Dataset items
───

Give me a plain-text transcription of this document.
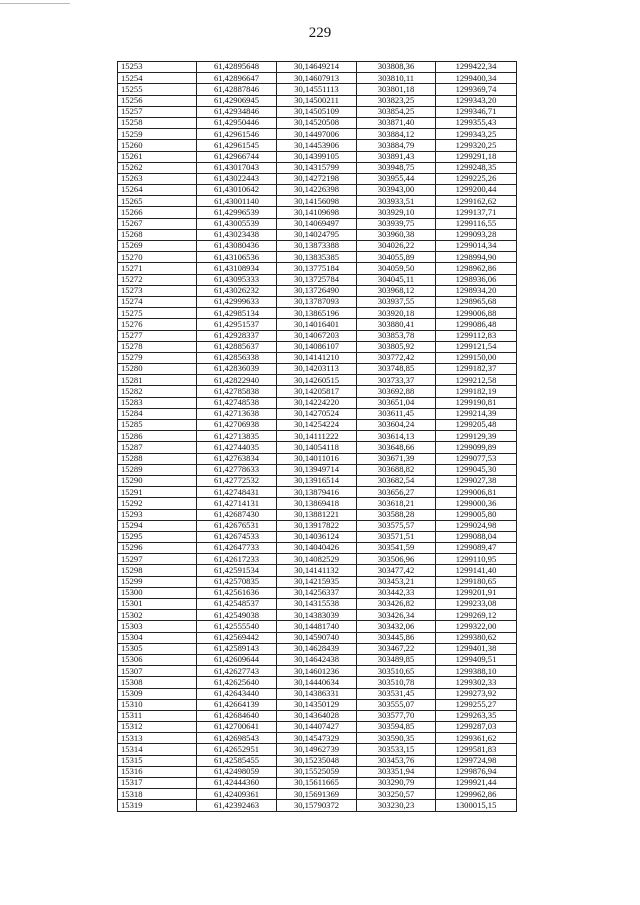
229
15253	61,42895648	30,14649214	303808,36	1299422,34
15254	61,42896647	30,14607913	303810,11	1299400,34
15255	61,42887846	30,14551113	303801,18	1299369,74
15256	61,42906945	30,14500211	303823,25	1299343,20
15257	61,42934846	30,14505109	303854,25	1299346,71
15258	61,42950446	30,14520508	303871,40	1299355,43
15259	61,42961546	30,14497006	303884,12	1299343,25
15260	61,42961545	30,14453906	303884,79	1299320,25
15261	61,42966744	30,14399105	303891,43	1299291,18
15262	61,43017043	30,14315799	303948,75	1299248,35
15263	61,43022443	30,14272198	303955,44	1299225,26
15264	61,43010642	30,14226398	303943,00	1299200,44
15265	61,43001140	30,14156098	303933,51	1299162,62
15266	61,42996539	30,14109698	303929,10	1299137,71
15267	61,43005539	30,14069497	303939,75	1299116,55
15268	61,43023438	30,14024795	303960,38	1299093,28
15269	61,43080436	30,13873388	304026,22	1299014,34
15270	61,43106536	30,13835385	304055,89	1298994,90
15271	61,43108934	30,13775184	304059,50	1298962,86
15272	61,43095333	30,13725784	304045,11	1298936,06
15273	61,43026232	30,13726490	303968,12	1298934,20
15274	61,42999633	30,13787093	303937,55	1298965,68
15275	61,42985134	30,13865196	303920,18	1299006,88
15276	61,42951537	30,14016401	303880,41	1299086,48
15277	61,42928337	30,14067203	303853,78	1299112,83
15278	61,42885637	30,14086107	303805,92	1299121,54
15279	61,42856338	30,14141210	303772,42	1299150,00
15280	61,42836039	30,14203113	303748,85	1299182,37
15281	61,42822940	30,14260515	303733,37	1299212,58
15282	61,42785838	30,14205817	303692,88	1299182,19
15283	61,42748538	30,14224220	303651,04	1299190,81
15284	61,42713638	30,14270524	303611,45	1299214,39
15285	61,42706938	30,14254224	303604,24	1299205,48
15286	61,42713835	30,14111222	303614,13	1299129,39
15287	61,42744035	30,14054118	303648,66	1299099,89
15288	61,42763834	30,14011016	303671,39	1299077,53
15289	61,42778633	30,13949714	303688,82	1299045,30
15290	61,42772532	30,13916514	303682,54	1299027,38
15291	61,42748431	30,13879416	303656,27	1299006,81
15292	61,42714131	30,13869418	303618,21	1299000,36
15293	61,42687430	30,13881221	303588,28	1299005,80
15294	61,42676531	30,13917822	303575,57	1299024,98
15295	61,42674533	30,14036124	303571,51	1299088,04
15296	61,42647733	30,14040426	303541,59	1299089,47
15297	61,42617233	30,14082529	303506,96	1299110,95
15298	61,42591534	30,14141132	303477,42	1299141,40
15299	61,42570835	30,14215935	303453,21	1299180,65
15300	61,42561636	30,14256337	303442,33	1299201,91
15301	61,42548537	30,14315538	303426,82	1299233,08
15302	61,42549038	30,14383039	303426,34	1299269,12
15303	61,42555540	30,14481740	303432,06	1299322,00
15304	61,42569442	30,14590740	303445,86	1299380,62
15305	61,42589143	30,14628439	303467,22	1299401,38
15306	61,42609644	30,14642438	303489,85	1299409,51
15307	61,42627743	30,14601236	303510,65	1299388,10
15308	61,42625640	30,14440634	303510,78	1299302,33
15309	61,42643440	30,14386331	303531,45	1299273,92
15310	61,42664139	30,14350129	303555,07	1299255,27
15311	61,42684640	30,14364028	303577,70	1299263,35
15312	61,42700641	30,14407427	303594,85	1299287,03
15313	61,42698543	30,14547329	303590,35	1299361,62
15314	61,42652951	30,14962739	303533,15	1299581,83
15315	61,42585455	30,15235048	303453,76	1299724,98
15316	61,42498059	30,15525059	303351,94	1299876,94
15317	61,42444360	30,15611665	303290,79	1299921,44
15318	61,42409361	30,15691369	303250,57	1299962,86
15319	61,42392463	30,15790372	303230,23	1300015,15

───

*WORK TO BE COMPLETED*: Return each line from the material above exactly, but not the pictures.

*SOLUTION TO THE PROBLEM*:
Give me a plain-text transcription of this document.
229
15253	61,42895648	30,14649214	303808,36	1299422,34
15254	61,42896647	30,14607913	303810,11	1299400,34
15255	61,42887846	30,14551113	303801,18	1299369,74
15256	61,42906945	30,14500211	303823,25	1299343,20
15257	61,42934846	30,14505109	303854,25	1299346,71
15258	61,42950446	30,14520508	303871,40	1299355,43
15259	61,42961546	30,14497006	303884,12	1299343,25
15260	61,42961545	30,14453906	303884,79	1299320,25
15261	61,42966744	30,14399105	303891,43	1299291,18
15262	61,43017043	30,14315799	303948,75	1299248,35
15263	61,43022443	30,14272198	303955,44	1299225,26
15264	61,43010642	30,14226398	303943,00	1299200,44
15265	61,43001140	30,14156098	303933,51	1299162,62
15266	61,42996539	30,14109698	303929,10	1299137,71
15267	61,43005539	30,14069497	303939,75	1299116,55
15268	61,43023438	30,14024795	303960,38	1299093,28
15269	61,43080436	30,13873388	304026,22	1299014,34
15270	61,43106536	30,13835385	304055,89	1298994,90
15271	61,43108934	30,13775184	304059,50	1298962,86
15272	61,43095333	30,13725784	304045,11	1298936,06
15273	61,43026232	30,13726490	303968,12	1298934,20
15274	61,42999633	30,13787093	303937,55	1298965,68
15275	61,42985134	30,13865196	303920,18	1299006,88
15276	61,42951537	30,14016401	303880,41	1299086,48
15277	61,42928337	30,14067203	303853,78	1299112,83
15278	61,42885637	30,14086107	303805,92	1299121,54
15279	61,42856338	30,14141210	303772,42	1299150,00
15280	61,42836039	30,14203113	303748,85	1299182,37
15281	61,42822940	30,14260515	303733,37	1299212,58
15282	61,42785838	30,14205817	303692,88	1299182,19
15283	61,42748538	30,14224220	303651,04	1299190,81
15284	61,42713638	30,14270524	303611,45	1299214,39
15285	61,42706938	30,14254224	303604,24	1299205,48
15286	61,42713835	30,14111222	303614,13	1299129,39
15287	61,42744035	30,14054118	303648,66	1299099,89
15288	61,42763834	30,14011016	303671,39	1299077,53
15289	61,42778633	30,13949714	303688,82	1299045,30
15290	61,42772532	30,13916514	303682,54	1299027,38
15291	61,42748431	30,13879416	303656,27	1299006,81
15292	61,42714131	30,13869418	303618,21	1299000,36
15293	61,42687430	30,13881221	303588,28	1299005,80
15294	61,42676531	30,13917822	303575,57	1299024,98
15295	61,42674533	30,14036124	303571,51	1299088,04
15296	61,42647733	30,14040426	303541,59	1299089,47
15297	61,42617233	30,14082529	303506,96	1299110,95
15298	61,42591534	30,14141132	303477,42	1299141,40
15299	61,42570835	30,14215935	303453,21	1299180,65
15300	61,42561636	30,14256337	303442,33	1299201,91
15301	61,42548537	30,14315538	303426,82	1299233,08
15302	61,42549038	30,14383039	303426,34	1299269,12
15303	61,42555540	30,14481740	303432,06	1299322,00
15304	61,42569442	30,14590740	303445,86	1299380,62
15305	61,42589143	30,14628439	303467,22	1299401,38
15306	61,42609644	30,14642438	303489,85	1299409,51
15307	61,42627743	30,14601236	303510,65	1299388,10
15308	61,42625640	30,14440634	303510,78	1299302,33
15309	61,42643440	30,14386331	303531,45	1299273,92
15310	61,42664139	30,14350129	303555,07	1299255,27
15311	61,42684640	30,14364028	303577,70	1299263,35
15312	61,42700641	30,14407427	303594,85	1299287,03
15313	61,42698543	30,14547329	303590,35	1299361,62
15314	61,42652951	30,14962739	303533,15	1299581,83
15315	61,42585455	30,15235048	303453,76	1299724,98
15316	61,42498059	30,15525059	303351,94	1299876,94
15317	61,42444360	30,15611665	303290,79	1299921,44
15318	61,42409361	30,15691369	303250,57	1299962,86
15319	61,42392463	30,15790372	303230,23	1300015,15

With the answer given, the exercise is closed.